● **Data listing**:
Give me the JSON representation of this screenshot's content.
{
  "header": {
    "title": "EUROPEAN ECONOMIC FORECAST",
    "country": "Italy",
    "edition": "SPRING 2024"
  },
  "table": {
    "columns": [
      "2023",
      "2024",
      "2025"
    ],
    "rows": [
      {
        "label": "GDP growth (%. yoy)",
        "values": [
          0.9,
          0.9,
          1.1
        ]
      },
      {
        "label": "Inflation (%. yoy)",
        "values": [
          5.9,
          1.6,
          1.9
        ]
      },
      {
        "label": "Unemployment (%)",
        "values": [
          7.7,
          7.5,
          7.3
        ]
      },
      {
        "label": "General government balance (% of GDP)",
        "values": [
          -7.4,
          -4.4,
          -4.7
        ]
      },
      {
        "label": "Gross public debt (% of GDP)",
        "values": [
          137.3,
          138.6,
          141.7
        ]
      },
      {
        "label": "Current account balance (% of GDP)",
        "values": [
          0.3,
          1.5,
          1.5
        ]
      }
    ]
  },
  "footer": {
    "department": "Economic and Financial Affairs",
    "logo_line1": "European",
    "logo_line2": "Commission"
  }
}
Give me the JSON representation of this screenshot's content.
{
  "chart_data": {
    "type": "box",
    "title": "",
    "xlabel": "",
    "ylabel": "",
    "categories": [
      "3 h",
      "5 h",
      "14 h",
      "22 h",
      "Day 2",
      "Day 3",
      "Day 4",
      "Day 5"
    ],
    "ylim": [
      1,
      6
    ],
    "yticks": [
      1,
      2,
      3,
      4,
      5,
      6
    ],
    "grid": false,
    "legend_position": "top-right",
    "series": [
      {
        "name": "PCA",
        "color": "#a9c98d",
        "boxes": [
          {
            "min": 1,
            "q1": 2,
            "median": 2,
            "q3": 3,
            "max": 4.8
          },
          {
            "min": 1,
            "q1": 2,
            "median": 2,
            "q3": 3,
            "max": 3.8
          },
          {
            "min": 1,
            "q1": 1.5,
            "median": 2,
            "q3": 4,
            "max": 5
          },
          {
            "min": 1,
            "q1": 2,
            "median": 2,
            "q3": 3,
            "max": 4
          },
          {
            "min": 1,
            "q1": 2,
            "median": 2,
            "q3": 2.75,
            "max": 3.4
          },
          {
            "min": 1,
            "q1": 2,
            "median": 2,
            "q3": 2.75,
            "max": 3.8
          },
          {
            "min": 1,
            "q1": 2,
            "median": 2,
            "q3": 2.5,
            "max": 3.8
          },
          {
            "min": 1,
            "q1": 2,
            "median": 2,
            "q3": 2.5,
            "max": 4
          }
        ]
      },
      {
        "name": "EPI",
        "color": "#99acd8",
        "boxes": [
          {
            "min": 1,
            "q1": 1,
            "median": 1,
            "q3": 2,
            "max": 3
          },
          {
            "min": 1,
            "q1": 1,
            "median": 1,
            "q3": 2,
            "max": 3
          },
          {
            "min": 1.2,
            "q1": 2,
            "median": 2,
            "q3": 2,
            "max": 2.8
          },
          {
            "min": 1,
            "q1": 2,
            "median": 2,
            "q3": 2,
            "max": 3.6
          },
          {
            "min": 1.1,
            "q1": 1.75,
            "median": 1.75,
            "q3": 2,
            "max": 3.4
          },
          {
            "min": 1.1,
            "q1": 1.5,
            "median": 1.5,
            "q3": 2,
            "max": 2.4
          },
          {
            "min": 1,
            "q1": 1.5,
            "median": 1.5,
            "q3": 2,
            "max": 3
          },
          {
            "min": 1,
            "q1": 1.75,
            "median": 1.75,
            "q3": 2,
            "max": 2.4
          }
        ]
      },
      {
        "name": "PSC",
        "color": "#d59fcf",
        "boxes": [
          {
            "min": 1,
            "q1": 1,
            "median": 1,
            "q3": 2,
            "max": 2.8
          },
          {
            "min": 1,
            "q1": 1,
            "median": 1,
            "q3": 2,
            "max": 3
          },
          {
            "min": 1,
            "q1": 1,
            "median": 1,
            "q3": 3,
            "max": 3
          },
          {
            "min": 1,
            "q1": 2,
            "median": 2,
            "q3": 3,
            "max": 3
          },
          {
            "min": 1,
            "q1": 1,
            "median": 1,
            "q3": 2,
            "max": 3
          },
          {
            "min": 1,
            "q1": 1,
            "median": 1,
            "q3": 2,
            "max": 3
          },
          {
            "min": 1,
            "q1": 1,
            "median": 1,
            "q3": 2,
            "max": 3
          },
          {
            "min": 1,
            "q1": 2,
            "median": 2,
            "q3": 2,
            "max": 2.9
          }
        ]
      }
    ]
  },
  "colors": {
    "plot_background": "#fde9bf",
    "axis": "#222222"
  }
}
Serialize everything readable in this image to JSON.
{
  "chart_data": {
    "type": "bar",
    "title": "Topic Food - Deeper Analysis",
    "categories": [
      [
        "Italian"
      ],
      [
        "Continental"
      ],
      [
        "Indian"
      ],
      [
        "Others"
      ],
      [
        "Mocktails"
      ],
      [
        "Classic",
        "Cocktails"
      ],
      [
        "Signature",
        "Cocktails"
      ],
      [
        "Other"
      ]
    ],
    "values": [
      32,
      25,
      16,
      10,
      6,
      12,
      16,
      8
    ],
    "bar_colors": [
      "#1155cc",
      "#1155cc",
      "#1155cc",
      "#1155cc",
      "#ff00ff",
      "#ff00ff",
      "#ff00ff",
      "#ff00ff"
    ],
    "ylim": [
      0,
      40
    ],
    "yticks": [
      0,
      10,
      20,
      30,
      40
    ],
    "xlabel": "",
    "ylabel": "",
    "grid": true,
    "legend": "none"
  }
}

● **What to do**: Pull out each record as written and restate it exactly.

● **Task answer**:
Give me the JSON representation of this screenshot's content.
{
  "header": {
    "title": "EUROPEAN ECONOMIC FORECAST",
    "country": "Italy",
    "edition": "SPRING 2024"
  },
  "table": {
    "columns": [
      "2023",
      "2024",
      "2025"
    ],
    "rows": [
      {
        "label": "GDP growth (%. yoy)",
        "values": [
          0.9,
          0.9,
          1.1
        ]
      },
      {
        "label": "Inflation (%. yoy)",
        "values": [
          5.9,
          1.6,
          1.9
        ]
      },
      {
        "label": "Unemployment (%)",
        "values": [
          7.7,
          7.5,
          7.3
        ]
      },
      {
        "label": "General government balance (% of GDP)",
        "values": [
          -7.4,
          -4.4,
          -4.7
        ]
      },
      {
        "label": "Gross public debt (% of GDP)",
        "values": [
          137.3,
          138.6,
          141.7
        ]
      },
      {
        "label": "Current account balance (% of GDP)",
        "values": [
          0.3,
          1.5,
          1.5
        ]
      }
    ]
  },
  "footer": {
    "department": "Economic and Financial Affairs",
    "logo_line1": "European",
    "logo_line2": "Commission"
  }
}
Give me the JSON representation of this screenshot's content.
{
  "chart_data": {
    "type": "box",
    "title": "",
    "xlabel": "",
    "ylabel": "",
    "categories": [
      "3 h",
      "5 h",
      "14 h",
      "22 h",
      "Day 2",
      "Day 3",
      "Day 4",
      "Day 5"
    ],
    "ylim": [
      1,
      6
    ],
    "yticks": [
      1,
      2,
      3,
      4,
      5,
      6
    ],
    "grid": false,
    "legend_position": "top-right",
    "series": [
      {
        "name": "PCA",
        "color": "#a9c98d",
        "boxes": [
          {
            "min": 1,
            "q1": 2,
            "median": 2,
            "q3": 3,
            "max": 4.8
          },
          {
            "min": 1,
            "q1": 2,
            "median": 2,
            "q3": 3,
            "max": 3.8
          },
          {
            "min": 1,
            "q1": 1.5,
            "median": 2,
            "q3": 4,
            "max": 5
          },
          {
            "min": 1,
            "q1": 2,
            "median": 2,
            "q3": 3,
            "max": 4
          },
          {
            "min": 1,
            "q1": 2,
            "median": 2,
            "q3": 2.75,
            "max": 3.4
          },
          {
            "min": 1,
            "q1": 2,
            "median": 2,
            "q3": 2.75,
            "max": 3.8
          },
          {
            "min": 1,
            "q1": 2,
            "median": 2,
            "q3": 2.5,
            "max": 3.8
          },
          {
            "min": 1,
            "q1": 2,
            "median": 2,
            "q3": 2.5,
            "max": 4
          }
        ]
      },
      {
        "name": "EPI",
        "color": "#99acd8",
        "boxes": [
          {
            "min": 1,
            "q1": 1,
            "median": 1,
            "q3": 2,
            "max": 3
          },
          {
            "min": 1,
            "q1": 1,
            "median": 1,
            "q3": 2,
            "max": 3
          },
          {
            "min": 1.2,
            "q1": 2,
            "median": 2,
            "q3": 2,
            "max": 2.8
          },
          {
            "min": 1,
            "q1": 2,
            "median": 2,
            "q3": 2,
            "max": 3.6
          },
          {
            "min": 1.1,
            "q1": 1.75,
            "median": 1.75,
            "q3": 2,
            "max": 3.4
          },
          {
            "min": 1.1,
            "q1": 1.5,
            "median": 1.5,
            "q3": 2,
            "max": 2.4
          },
          {
            "min": 1,
            "q1": 1.5,
            "median": 1.5,
            "q3": 2,
            "max": 3
          },
          {
            "min": 1,
            "q1": 1.75,
            "median": 1.75,
            "q3": 2,
            "max": 2.4
          }
        ]
      },
      {
        "name": "PSC",
        "color": "#d59fcf",
        "boxes": [
          {
            "min": 1,
            "q1": 1,
            "median": 1,
            "q3": 2,
            "max": 2.8
          },
          {
            "min": 1,
            "q1": 1,
            "median": 1,
            "q3": 2,
            "max": 3
          },
          {
            "min": 1,
            "q1": 1,
            "median": 1,
            "q3": 3,
            "max": 3
          },
          {
            "min": 1,
            "q1": 2,
            "median": 2,
            "q3": 3,
            "max": 3
          },
          {
            "min": 1,
            "q1": 1,
            "median": 1,
            "q3": 2,
            "max": 3
          },
          {
            "min": 1,
            "q1": 1,
            "median": 1,
            "q3": 2,
            "max": 3
          },
          {
            "min": 1,
            "q1": 1,
            "median": 1,
            "q3": 2,
            "max": 3
          },
          {
            "min": 1,
            "q1": 2,
            "median": 2,
            "q3": 2,
            "max": 2.9
          }
        ]
      }
    ]
  },
  "colors": {
    "plot_background": "#fde9bf",
    "axis": "#222222"
  }
}
Serialize everything readable in this image to JSON.
{
  "chart_data": {
    "type": "bar",
    "title": "Topic Food - Deeper Analysis",
    "categories": [
      [
        "Italian"
      ],
      [
        "Continental"
      ],
      [
        "Indian"
      ],
      [
        "Others"
      ],
      [
        "Mocktails"
      ],
      [
        "Classic",
        "Cocktails"
      ],
      [
        "Signature",
        "Cocktails"
      ],
      [
        "Other"
      ]
    ],
    "values": [
      32,
      25,
      16,
      10,
      6,
      12,
      16,
      8
    ],
    "bar_colors": [
      "#1155cc",
      "#1155cc",
      "#1155cc",
      "#1155cc",
      "#ff00ff",
      "#ff00ff",
      "#ff00ff",
      "#ff00ff"
    ],
    "ylim": [
      0,
      40
    ],
    "yticks": [
      0,
      10,
      20,
      30,
      40
    ],
    "xlabel": "",
    "ylabel": "",
    "grid": true,
    "legend": "none"
  }
}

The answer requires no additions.